Request:
From the entries below, tally how many lines contain "Hvorki" and report only that figure.

# START OF Material for this exercise

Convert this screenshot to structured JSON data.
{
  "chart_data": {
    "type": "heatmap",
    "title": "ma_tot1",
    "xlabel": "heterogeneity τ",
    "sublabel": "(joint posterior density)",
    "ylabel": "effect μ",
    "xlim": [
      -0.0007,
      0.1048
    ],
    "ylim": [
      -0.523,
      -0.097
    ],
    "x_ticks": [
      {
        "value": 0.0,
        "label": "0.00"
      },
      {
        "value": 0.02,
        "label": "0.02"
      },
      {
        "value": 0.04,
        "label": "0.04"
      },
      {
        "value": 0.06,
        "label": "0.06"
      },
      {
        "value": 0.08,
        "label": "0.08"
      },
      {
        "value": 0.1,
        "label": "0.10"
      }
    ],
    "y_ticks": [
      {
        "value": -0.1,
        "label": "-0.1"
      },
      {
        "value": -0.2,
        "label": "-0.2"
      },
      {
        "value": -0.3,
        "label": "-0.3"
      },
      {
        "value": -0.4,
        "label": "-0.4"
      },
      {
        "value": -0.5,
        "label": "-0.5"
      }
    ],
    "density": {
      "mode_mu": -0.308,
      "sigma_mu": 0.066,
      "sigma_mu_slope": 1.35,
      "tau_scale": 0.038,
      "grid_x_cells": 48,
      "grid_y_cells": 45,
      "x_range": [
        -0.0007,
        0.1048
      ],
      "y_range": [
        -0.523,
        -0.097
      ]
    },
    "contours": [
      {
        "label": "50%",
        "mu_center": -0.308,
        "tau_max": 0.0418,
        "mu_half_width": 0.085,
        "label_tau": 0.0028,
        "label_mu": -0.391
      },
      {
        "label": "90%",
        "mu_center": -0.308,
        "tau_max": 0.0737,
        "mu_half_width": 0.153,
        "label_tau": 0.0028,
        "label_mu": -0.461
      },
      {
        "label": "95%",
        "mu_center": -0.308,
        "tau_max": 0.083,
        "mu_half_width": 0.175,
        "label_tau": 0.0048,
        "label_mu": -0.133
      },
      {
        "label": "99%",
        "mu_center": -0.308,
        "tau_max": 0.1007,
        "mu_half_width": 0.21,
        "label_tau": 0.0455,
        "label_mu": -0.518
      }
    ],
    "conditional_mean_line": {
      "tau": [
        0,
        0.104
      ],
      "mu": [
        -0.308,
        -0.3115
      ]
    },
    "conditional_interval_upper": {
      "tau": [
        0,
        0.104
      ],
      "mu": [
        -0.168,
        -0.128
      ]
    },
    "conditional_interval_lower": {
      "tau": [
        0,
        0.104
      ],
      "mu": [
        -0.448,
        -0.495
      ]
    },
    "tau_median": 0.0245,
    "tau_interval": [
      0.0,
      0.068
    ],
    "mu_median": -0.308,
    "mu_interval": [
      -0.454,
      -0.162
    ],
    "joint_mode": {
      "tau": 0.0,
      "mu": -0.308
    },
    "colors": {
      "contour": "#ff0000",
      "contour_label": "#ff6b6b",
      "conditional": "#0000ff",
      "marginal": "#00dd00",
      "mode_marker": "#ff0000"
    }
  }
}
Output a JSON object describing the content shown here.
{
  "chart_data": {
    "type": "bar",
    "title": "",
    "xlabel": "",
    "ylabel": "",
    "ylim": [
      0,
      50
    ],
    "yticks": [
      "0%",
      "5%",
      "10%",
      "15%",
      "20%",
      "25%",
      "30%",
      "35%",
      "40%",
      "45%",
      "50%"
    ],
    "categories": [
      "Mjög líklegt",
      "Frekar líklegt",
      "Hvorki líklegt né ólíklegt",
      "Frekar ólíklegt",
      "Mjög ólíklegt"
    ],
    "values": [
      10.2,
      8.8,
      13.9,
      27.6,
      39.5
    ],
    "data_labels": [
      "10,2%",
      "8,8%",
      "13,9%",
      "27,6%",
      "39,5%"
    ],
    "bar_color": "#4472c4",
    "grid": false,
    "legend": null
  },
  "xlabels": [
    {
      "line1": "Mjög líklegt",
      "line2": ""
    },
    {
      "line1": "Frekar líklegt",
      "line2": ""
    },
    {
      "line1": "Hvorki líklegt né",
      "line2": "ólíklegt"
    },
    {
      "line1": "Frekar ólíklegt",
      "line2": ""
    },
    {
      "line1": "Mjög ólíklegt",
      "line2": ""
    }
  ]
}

# END OF Material for this exercise

The solution:
2